-- BEGIN SUPPLIED MATERIAL --
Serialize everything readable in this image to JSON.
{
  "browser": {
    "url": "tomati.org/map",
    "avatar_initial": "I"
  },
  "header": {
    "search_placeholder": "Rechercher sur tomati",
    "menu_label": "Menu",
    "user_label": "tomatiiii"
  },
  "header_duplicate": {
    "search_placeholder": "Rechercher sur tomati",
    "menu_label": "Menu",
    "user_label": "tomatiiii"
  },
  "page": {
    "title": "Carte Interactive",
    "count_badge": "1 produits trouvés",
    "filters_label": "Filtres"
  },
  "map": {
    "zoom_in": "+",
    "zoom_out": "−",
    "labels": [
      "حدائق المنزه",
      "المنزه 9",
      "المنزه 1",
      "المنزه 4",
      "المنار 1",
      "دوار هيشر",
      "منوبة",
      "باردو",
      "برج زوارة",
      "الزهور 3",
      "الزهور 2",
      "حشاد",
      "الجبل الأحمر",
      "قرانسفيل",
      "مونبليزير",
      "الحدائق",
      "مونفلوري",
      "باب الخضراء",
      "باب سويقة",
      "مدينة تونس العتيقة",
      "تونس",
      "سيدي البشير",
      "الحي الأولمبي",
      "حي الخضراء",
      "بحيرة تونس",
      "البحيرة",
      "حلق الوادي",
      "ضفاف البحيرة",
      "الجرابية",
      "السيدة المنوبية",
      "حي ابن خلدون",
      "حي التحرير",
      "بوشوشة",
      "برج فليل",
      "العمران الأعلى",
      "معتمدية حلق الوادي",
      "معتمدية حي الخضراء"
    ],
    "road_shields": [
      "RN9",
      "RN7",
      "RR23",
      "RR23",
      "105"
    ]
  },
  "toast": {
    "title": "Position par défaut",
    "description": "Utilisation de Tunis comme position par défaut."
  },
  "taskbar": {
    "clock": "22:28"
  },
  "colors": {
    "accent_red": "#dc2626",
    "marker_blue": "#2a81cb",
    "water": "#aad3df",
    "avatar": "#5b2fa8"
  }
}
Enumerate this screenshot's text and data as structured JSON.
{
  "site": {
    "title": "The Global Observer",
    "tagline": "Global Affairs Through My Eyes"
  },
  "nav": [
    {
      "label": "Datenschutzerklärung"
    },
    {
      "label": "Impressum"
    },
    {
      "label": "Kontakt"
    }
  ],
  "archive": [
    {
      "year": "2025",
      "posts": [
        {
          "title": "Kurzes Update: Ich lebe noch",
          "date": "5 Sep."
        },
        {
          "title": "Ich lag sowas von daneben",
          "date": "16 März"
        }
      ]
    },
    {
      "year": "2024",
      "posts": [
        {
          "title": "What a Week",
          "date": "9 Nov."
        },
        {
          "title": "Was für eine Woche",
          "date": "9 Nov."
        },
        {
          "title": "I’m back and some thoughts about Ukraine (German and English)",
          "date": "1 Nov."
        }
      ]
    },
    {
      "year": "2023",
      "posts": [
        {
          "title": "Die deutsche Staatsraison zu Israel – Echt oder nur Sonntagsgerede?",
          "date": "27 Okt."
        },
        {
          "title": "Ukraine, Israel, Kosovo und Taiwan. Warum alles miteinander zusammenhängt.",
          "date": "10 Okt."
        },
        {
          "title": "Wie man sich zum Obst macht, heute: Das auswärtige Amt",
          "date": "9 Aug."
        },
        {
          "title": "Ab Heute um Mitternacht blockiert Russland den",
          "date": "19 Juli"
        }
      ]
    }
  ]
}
-- END SUPPLIED MATERIAL --
## DIRECTIVE:
Collect each line of the entries that has the word "الخضراء", copying it in full.

## EXERCISE RESPONSE:
      "باب الخضراء",
      "حي الخضراء",
      "معتمدية حي الخضراء"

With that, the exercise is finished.